- Requirements
Output all of the records exactly as written.

- Records supplied
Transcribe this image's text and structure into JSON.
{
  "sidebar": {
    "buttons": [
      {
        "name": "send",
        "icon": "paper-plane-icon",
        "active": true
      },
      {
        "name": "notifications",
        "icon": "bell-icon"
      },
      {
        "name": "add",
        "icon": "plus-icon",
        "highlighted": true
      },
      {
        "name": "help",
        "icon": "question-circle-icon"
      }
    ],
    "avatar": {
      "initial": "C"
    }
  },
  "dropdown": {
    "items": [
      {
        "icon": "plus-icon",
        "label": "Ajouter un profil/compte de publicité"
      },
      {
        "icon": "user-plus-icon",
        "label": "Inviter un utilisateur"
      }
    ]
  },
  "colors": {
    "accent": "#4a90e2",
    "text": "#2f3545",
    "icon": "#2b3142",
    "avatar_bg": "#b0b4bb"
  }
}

- Output for this task
Transcribe this image's text and structure into JSON.
{
  "sidebar": {
    "buttons": [
      {
        "name": "send",
        "icon": "paper-plane-icon",
        "active": true
      },
      {
        "name": "notifications",
        "icon": "bell-icon"
      },
      {
        "name": "add",
        "icon": "plus-icon",
        "highlighted": true
      },
      {
        "name": "help",
        "icon": "question-circle-icon"
      }
    ],
    "avatar": {
      "initial": "C"
    }
  },
  "dropdown": {
    "items": [
      {
        "icon": "plus-icon",
        "label": "Ajouter un profil/compte de publicité"
      },
      {
        "icon": "user-plus-icon",
        "label": "Inviter un utilisateur"
      }
    ]
  },
  "colors": {
    "accent": "#4a90e2",
    "text": "#2f3545",
    "icon": "#2b3142",
    "avatar_bg": "#b0b4bb"
  }
}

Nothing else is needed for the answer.